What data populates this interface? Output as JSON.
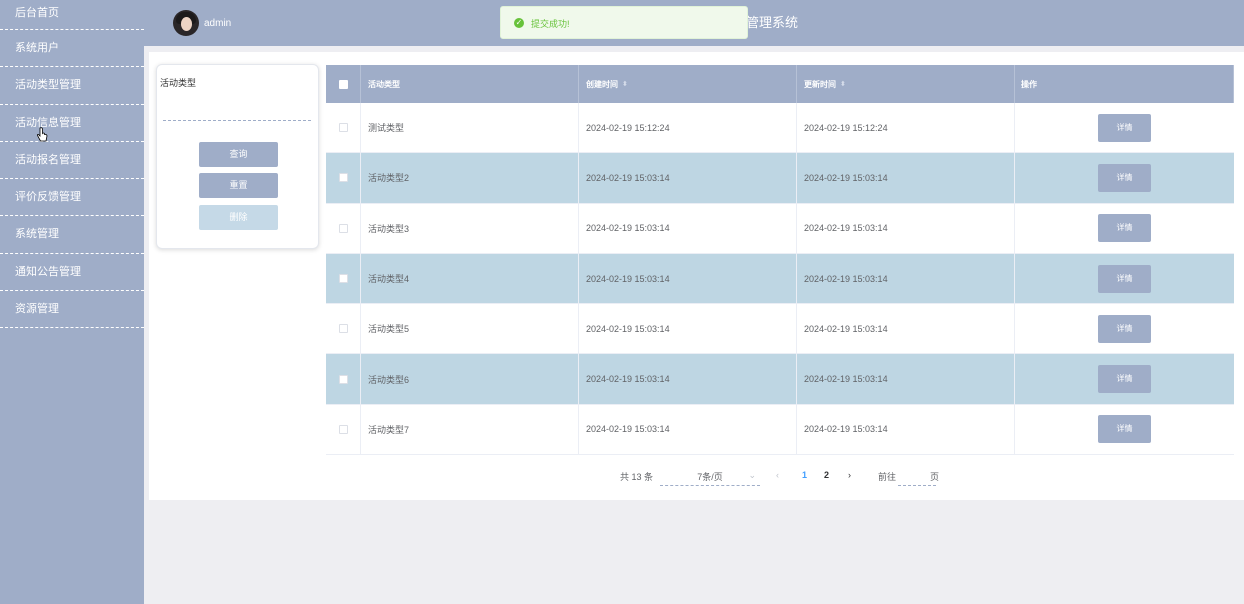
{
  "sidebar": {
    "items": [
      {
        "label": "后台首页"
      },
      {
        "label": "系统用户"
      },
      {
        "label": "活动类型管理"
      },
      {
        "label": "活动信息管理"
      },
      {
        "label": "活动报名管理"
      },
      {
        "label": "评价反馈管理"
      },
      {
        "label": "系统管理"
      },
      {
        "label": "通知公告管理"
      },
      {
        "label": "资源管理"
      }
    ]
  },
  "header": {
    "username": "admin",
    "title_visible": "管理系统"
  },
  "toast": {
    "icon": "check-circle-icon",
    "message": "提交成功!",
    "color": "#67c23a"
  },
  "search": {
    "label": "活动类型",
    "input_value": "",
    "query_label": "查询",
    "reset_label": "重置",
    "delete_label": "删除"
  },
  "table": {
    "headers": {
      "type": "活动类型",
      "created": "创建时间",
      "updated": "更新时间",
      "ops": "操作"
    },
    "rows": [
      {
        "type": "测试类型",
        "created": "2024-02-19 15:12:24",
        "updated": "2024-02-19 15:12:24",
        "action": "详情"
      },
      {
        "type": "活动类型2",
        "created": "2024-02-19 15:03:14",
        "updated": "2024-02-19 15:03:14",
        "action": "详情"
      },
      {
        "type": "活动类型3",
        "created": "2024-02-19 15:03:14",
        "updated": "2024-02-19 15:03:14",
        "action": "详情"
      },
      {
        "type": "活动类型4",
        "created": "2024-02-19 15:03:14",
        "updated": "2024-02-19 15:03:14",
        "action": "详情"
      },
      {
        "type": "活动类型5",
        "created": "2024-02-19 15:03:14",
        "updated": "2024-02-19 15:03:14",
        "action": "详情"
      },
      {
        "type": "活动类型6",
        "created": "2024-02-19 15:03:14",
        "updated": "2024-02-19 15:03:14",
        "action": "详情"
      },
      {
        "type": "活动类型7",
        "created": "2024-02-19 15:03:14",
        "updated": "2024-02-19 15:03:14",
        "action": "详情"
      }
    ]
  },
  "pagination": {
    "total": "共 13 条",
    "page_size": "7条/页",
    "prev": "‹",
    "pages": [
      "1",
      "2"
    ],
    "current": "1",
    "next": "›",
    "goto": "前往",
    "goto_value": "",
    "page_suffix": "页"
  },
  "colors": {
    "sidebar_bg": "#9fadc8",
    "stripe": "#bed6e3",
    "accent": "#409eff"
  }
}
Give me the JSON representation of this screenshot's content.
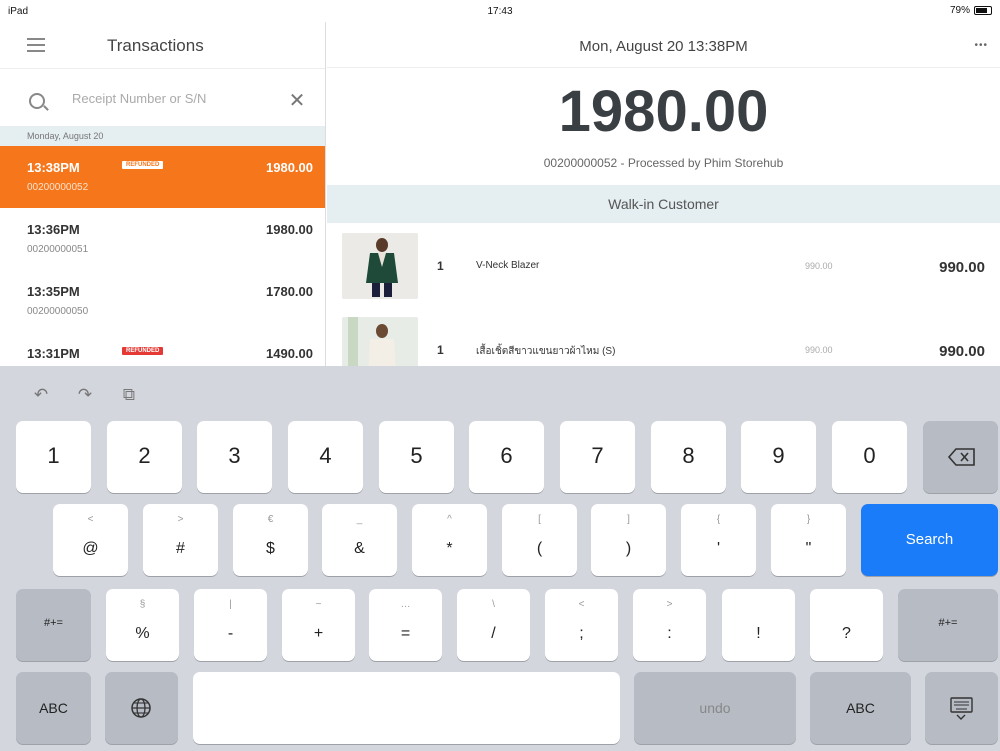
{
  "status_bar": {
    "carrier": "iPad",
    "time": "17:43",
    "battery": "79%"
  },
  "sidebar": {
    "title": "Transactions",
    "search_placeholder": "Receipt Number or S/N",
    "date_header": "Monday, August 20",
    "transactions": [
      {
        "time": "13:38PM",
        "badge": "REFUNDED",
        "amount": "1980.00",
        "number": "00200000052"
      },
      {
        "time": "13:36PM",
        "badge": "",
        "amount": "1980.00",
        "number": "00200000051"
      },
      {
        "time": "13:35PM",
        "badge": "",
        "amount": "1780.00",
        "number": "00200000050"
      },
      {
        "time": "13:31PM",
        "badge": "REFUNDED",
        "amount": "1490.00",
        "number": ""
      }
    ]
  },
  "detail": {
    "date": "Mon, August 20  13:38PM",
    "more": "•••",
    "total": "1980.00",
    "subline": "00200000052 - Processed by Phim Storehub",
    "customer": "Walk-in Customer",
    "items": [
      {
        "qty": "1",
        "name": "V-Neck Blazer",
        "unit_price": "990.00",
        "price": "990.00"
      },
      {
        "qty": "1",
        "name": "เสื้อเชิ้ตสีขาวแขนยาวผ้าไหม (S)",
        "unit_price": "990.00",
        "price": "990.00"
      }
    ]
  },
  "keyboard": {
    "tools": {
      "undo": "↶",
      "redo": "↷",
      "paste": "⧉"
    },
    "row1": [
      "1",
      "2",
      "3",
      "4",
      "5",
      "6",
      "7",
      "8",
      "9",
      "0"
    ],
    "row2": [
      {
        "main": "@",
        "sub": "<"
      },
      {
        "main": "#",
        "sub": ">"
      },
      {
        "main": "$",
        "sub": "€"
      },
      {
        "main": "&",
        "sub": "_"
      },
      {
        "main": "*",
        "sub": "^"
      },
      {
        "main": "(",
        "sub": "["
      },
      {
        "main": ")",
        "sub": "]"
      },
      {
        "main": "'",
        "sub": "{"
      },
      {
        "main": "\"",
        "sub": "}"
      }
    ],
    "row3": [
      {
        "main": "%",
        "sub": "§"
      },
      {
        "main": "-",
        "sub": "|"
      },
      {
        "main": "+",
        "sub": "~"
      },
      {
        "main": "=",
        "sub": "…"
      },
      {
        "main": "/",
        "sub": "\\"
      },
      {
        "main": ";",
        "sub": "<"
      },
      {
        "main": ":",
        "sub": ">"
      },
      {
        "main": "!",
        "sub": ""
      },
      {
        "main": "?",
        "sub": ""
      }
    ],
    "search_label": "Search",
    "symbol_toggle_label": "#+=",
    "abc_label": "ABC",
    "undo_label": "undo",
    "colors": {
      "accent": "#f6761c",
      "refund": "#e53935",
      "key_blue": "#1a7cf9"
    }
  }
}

+ + + + + + +

▶ [Task prompt]: Copy down every line of the material above that includes the string "August".

▶ [Correct response]:
    "date_header": "Monday, August 20",
    "date": "Mon, August 20  13:38PM",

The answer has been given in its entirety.